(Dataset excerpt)

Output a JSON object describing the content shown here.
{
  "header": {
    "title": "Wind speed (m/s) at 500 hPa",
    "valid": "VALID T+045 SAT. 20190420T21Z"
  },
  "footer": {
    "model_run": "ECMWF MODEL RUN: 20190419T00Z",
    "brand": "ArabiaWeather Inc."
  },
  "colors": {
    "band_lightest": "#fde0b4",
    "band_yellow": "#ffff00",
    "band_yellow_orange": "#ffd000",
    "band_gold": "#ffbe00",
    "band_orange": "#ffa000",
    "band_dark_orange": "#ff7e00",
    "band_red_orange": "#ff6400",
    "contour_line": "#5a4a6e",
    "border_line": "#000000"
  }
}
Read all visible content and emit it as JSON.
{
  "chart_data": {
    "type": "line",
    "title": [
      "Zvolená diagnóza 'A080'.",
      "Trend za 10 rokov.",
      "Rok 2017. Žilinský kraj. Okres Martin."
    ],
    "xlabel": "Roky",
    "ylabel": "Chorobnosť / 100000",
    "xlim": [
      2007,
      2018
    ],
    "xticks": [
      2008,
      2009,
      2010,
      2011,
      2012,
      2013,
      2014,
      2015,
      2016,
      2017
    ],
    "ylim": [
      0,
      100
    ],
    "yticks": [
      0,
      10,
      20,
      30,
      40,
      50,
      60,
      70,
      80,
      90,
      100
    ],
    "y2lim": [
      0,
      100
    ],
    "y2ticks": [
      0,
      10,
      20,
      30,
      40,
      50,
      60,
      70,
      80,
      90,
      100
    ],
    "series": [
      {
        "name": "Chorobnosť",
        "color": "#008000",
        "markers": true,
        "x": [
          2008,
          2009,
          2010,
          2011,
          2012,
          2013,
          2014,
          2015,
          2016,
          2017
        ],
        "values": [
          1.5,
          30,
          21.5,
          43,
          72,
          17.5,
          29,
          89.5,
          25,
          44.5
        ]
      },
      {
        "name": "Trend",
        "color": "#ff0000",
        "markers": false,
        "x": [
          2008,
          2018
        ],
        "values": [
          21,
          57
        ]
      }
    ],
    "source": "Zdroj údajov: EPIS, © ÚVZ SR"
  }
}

» **WRITTEN EXERCISE**:
Find all lines with "JSON" in them and copy each one.

» **WRITTEN SOLUTION**:
Output a JSON object describing the content shown here.
Read all visible content and emit it as JSON.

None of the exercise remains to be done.